Problem requirements.
Retype the complete listing exactly as it appears.

Available data.
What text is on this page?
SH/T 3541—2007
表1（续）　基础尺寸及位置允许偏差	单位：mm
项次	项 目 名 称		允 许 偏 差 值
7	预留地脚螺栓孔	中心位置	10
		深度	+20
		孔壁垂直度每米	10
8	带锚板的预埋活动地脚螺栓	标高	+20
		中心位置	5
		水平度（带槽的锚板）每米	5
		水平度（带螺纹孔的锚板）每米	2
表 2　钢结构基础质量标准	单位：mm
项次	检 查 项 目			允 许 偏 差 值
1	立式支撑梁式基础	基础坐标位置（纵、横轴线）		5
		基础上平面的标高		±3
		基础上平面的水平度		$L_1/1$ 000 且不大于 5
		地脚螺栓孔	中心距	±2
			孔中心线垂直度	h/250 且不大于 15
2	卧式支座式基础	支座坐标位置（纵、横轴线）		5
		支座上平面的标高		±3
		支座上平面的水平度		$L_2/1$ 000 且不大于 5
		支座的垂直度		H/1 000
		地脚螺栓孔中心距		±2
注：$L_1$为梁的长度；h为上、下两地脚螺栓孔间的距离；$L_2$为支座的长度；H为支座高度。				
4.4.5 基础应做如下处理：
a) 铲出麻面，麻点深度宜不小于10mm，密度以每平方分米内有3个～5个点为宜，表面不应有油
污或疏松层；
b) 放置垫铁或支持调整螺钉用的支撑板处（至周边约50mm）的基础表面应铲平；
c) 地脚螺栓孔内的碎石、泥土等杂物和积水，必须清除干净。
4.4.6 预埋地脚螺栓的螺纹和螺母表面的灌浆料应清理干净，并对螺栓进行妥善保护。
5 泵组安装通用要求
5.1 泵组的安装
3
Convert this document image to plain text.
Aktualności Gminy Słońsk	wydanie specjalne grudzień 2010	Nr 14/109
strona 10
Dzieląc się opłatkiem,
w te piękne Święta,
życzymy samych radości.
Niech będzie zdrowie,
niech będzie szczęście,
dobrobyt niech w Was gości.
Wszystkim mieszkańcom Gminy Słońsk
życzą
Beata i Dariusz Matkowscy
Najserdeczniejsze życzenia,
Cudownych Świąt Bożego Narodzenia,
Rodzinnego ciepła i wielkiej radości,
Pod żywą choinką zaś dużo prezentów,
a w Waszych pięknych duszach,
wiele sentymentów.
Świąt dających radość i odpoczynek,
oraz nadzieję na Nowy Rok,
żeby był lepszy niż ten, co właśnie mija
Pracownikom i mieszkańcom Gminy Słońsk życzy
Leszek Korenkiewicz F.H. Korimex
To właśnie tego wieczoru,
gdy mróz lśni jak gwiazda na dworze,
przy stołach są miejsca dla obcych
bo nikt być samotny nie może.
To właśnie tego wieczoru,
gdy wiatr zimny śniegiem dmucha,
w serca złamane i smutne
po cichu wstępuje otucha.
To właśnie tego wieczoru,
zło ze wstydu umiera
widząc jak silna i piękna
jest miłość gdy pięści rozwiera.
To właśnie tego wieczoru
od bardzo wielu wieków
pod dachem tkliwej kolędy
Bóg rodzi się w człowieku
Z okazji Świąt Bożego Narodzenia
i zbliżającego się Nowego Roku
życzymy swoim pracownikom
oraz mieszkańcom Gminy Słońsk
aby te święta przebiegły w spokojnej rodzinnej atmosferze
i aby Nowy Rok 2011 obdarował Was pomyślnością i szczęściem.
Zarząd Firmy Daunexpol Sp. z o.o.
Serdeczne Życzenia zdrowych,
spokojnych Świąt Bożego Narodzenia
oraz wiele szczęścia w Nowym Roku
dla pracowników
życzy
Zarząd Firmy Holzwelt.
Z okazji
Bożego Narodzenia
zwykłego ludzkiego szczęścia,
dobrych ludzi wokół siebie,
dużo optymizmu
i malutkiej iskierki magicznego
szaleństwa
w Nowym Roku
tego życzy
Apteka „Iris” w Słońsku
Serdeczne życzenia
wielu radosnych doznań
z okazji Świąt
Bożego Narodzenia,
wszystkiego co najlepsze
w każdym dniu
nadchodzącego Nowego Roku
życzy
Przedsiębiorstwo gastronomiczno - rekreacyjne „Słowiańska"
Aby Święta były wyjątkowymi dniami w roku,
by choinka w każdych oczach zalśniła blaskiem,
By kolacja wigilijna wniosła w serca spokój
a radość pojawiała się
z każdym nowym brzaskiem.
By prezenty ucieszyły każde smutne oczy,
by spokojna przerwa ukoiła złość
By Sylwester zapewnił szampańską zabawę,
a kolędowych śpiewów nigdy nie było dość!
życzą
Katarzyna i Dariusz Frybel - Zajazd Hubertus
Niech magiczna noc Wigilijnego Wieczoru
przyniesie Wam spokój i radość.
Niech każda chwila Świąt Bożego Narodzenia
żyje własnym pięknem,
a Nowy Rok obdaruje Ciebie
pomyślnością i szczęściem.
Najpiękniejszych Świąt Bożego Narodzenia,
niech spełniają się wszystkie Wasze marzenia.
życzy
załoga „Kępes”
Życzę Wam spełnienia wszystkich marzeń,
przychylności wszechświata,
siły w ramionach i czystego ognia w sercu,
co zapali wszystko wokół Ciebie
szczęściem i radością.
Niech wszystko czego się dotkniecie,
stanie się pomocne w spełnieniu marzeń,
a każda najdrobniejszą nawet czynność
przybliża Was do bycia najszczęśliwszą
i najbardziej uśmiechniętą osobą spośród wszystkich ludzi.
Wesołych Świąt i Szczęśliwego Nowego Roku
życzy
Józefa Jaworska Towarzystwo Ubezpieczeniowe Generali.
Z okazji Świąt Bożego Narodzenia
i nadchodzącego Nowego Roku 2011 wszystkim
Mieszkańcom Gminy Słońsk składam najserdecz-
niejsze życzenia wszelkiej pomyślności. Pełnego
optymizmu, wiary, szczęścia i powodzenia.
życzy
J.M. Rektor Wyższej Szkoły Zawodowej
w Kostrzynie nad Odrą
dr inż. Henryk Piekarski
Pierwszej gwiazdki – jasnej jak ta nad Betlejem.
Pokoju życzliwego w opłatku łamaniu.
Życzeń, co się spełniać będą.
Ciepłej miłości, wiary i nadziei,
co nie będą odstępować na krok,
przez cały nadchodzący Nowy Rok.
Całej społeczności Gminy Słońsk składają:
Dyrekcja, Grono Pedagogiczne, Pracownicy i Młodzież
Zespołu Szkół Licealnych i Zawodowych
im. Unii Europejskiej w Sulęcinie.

Solved exercise.
What text is on this page?
SH/T 3541—2007
表1（续）　基础尺寸及位置允许偏差	单位：mm
项次	项 目 名 称		允 许 偏 差 值
7	预留地脚螺栓孔	中心位置	10
		深度	+20
		孔壁垂直度每米	10
8	带锚板的预埋活动地脚螺栓	标高	+20
		中心位置	5
		水平度（带槽的锚板）每米	5
		水平度（带螺纹孔的锚板）每米	2
表 2　钢结构基础质量标准	单位：mm
项次	检 查 项 目			允 许 偏 差 值
1	立式支撑梁式基础	基础坐标位置（纵、横轴线）		5
		基础上平面的标高		±3
		基础上平面的水平度		$L_1/1$ 000 且不大于 5
		地脚螺栓孔	中心距	±2
			孔中心线垂直度	h/250 且不大于 15
2	卧式支座式基础	支座坐标位置（纵、横轴线）		5
		支座上平面的标高		±3
		支座上平面的水平度		$L_2/1$ 000 且不大于 5
		支座的垂直度		H/1 000
		地脚螺栓孔中心距		±2
注：$L_1$为梁的长度；h为上、下两地脚螺栓孔间的距离；$L_2$为支座的长度；H为支座高度。				
4.4.5 基础应做如下处理：
a) 铲出麻面，麻点深度宜不小于10mm，密度以每平方分米内有3个～5个点为宜，表面不应有油
污或疏松层；
b) 放置垫铁或支持调整螺钉用的支撑板处（至周边约50mm）的基础表面应铲平；
c) 地脚螺栓孔内的碎石、泥土等杂物和积水，必须清除干净。
4.4.6 预埋地脚螺栓的螺纹和螺母表面的灌浆料应清理干净，并对螺栓进行妥善保护。
5 泵组安装通用要求
5.1 泵组的安装
3
Convert this document image to plain text.
Aktualności Gminy Słońsk	wydanie specjalne grudzień 2010	Nr 14/109
strona 10
Dzieląc się opłatkiem,
w te piękne Święta,
życzymy samych radości.
Niech będzie zdrowie,
niech będzie szczęście,
dobrobyt niech w Was gości.
Wszystkim mieszkańcom Gminy Słońsk
życzą
Beata i Dariusz Matkowscy
Najserdeczniejsze życzenia,
Cudownych Świąt Bożego Narodzenia,
Rodzinnego ciepła i wielkiej radości,
Pod żywą choinką zaś dużo prezentów,
a w Waszych pięknych duszach,
wiele sentymentów.
Świąt dających radość i odpoczynek,
oraz nadzieję na Nowy Rok,
żeby był lepszy niż ten, co właśnie mija
Pracownikom i mieszkańcom Gminy Słońsk życzy
Leszek Korenkiewicz F.H. Korimex
To właśnie tego wieczoru,
gdy mróz lśni jak gwiazda na dworze,
przy stołach są miejsca dla obcych
bo nikt być samotny nie może.
To właśnie tego wieczoru,
gdy wiatr zimny śniegiem dmucha,
w serca złamane i smutne
po cichu wstępuje otucha.
To właśnie tego wieczoru,
zło ze wstydu umiera
widząc jak silna i piękna
jest miłość gdy pięści rozwiera.
To właśnie tego wieczoru
od bardzo wielu wieków
pod dachem tkliwej kolędy
Bóg rodzi się w człowieku
Z okazji Świąt Bożego Narodzenia
i zbliżającego się Nowego Roku
życzymy swoim pracownikom
oraz mieszkańcom Gminy Słońsk
aby te święta przebiegły w spokojnej rodzinnej atmosferze
i aby Nowy Rok 2011 obdarował Was pomyślnością i szczęściem.
Zarząd Firmy Daunexpol Sp. z o.o.
Serdeczne Życzenia zdrowych,
spokojnych Świąt Bożego Narodzenia
oraz wiele szczęścia w Nowym Roku
dla pracowników
życzy
Zarząd Firmy Holzwelt.
Z okazji
Bożego Narodzenia
zwykłego ludzkiego szczęścia,
dobrych ludzi wokół siebie,
dużo optymizmu
i malutkiej iskierki magicznego
szaleństwa
w Nowym Roku
tego życzy
Apteka „Iris” w Słońsku
Serdeczne życzenia
wielu radosnych doznań
z okazji Świąt
Bożego Narodzenia,
wszystkiego co najlepsze
w każdym dniu
nadchodzącego Nowego Roku
życzy
Przedsiębiorstwo gastronomiczno - rekreacyjne „Słowiańska"
Aby Święta były wyjątkowymi dniami w roku,
by choinka w każdych oczach zalśniła blaskiem,
By kolacja wigilijna wniosła w serca spokój
a radość pojawiała się
z każdym nowym brzaskiem.
By prezenty ucieszyły każde smutne oczy,
by spokojna przerwa ukoiła złość
By Sylwester zapewnił szampańską zabawę,
a kolędowych śpiewów nigdy nie było dość!
życzą
Katarzyna i Dariusz Frybel - Zajazd Hubertus
Niech magiczna noc Wigilijnego Wieczoru
przyniesie Wam spokój i radość.
Niech każda chwila Świąt Bożego Narodzenia
żyje własnym pięknem,
a Nowy Rok obdaruje Ciebie
pomyślnością i szczęściem.
Najpiękniejszych Świąt Bożego Narodzenia,
niech spełniają się wszystkie Wasze marzenia.
życzy
załoga „Kępes”
Życzę Wam spełnienia wszystkich marzeń,
przychylności wszechświata,
siły w ramionach i czystego ognia w sercu,
co zapali wszystko wokół Ciebie
szczęściem i radością.
Niech wszystko czego się dotkniecie,
stanie się pomocne w spełnieniu marzeń,
a każda najdrobniejszą nawet czynność
przybliża Was do bycia najszczęśliwszą
i najbardziej uśmiechniętą osobą spośród wszystkich ludzi.
Wesołych Świąt i Szczęśliwego Nowego Roku
życzy
Józefa Jaworska Towarzystwo Ubezpieczeniowe Generali.
Z okazji Świąt Bożego Narodzenia
i nadchodzącego Nowego Roku 2011 wszystkim
Mieszkańcom Gminy Słońsk składam najserdecz-
niejsze życzenia wszelkiej pomyślności. Pełnego
optymizmu, wiary, szczęścia i powodzenia.
życzy
J.M. Rektor Wyższej Szkoły Zawodowej
w Kostrzynie nad Odrą
dr inż. Henryk Piekarski
Pierwszej gwiazdki – jasnej jak ta nad Betlejem.
Pokoju życzliwego w opłatku łamaniu.
Życzeń, co się spełniać będą.
Ciepłej miłości, wiary i nadziei,
co nie będą odstępować na krok,
przez cały nadchodzący Nowy Rok.
Całej społeczności Gminy Słońsk składają:
Dyrekcja, Grono Pedagogiczne, Pracownicy i Młodzież
Zespołu Szkół Licealnych i Zawodowych
im. Unii Europejskiej w Sulęcinie.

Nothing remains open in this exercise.